── DATASET ──

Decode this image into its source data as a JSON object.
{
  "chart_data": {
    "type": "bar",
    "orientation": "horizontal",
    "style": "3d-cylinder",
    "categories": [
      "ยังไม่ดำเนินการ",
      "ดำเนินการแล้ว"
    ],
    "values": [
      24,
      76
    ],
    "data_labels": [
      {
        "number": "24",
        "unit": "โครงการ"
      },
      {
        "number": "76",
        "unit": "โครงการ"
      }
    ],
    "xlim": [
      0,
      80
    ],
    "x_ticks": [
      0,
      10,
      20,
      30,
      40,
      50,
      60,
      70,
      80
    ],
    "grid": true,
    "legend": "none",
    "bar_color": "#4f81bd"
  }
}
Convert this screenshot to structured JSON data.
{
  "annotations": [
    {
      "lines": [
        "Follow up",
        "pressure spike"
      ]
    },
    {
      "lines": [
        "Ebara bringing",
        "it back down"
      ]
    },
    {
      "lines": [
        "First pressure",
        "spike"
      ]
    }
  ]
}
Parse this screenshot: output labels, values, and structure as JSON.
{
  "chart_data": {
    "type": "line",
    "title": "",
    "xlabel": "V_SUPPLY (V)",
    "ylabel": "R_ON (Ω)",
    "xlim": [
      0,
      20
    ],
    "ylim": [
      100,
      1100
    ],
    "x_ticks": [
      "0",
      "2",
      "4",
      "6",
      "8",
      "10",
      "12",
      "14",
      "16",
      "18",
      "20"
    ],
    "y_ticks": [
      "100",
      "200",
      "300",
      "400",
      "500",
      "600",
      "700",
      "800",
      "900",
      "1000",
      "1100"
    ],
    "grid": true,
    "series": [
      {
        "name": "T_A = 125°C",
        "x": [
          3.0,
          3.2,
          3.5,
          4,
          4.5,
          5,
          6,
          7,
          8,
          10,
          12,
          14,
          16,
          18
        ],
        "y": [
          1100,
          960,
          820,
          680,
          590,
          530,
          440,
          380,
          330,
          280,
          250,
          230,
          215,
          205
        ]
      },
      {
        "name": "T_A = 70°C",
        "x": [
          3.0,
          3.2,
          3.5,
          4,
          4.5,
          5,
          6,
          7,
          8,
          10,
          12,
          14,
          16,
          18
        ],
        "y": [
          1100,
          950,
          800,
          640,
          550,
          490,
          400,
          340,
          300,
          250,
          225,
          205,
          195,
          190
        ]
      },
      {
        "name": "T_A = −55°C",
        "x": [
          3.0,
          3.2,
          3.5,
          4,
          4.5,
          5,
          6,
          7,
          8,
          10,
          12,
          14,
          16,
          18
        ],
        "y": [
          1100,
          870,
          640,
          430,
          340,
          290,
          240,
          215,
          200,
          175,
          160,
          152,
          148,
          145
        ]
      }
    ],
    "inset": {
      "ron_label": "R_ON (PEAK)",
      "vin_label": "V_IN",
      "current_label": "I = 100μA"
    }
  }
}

───

Write out only what runs from the line holding "Parse this screenshot: output" through the last line of the records, exactly as shown.

* [RESULT FOR THIS EXERCISE]
Parse this screenshot: output labels, values, and structure as JSON.
{
  "chart_data": {
    "type": "line",
    "title": "",
    "xlabel": "V_SUPPLY (V)",
    "ylabel": "R_ON (Ω)",
    "xlim": [
      0,
      20
    ],
    "ylim": [
      100,
      1100
    ],
    "x_ticks": [
      "0",
      "2",
      "4",
      "6",
      "8",
      "10",
      "12",
      "14",
      "16",
      "18",
      "20"
    ],
    "y_ticks": [
      "100",
      "200",
      "300",
      "400",
      "500",
      "600",
      "700",
      "800",
      "900",
      "1000",
      "1100"
    ],
    "grid": true,
    "series": [
      {
        "name": "T_A = 125°C",
        "x": [
          3.0,
          3.2,
          3.5,
          4,
          4.5,
          5,
          6,
          7,
          8,
          10,
          12,
          14,
          16,
          18
        ],
        "y": [
          1100,
          960,
          820,
          680,
          590,
          530,
          440,
          380,
          330,
          280,
          250,
          230,
          215,
          205
        ]
      },
      {
        "name": "T_A = 70°C",
        "x": [
          3.0,
          3.2,
          3.5,
          4,
          4.5,
          5,
          6,
          7,
          8,
          10,
          12,
          14,
          16,
          18
        ],
        "y": [
          1100,
          950,
          800,
          640,
          550,
          490,
          400,
          340,
          300,
          250,
          225,
          205,
          195,
          190
        ]
      },
      {
        "name": "T_A = −55°C",
        "x": [
          3.0,
          3.2,
          3.5,
          4,
          4.5,
          5,
          6,
          7,
          8,
          10,
          12,
          14,
          16,
          18
        ],
        "y": [
          1100,
          870,
          640,
          430,
          340,
          290,
          240,
          215,
          200,
          175,
          160,
          152,
          148,
          145
        ]
      }
    ],
    "inset": {
      "ron_label": "R_ON (PEAK)",
      "vin_label": "V_IN",
      "current_label": "I = 100μA"
    }
  }
}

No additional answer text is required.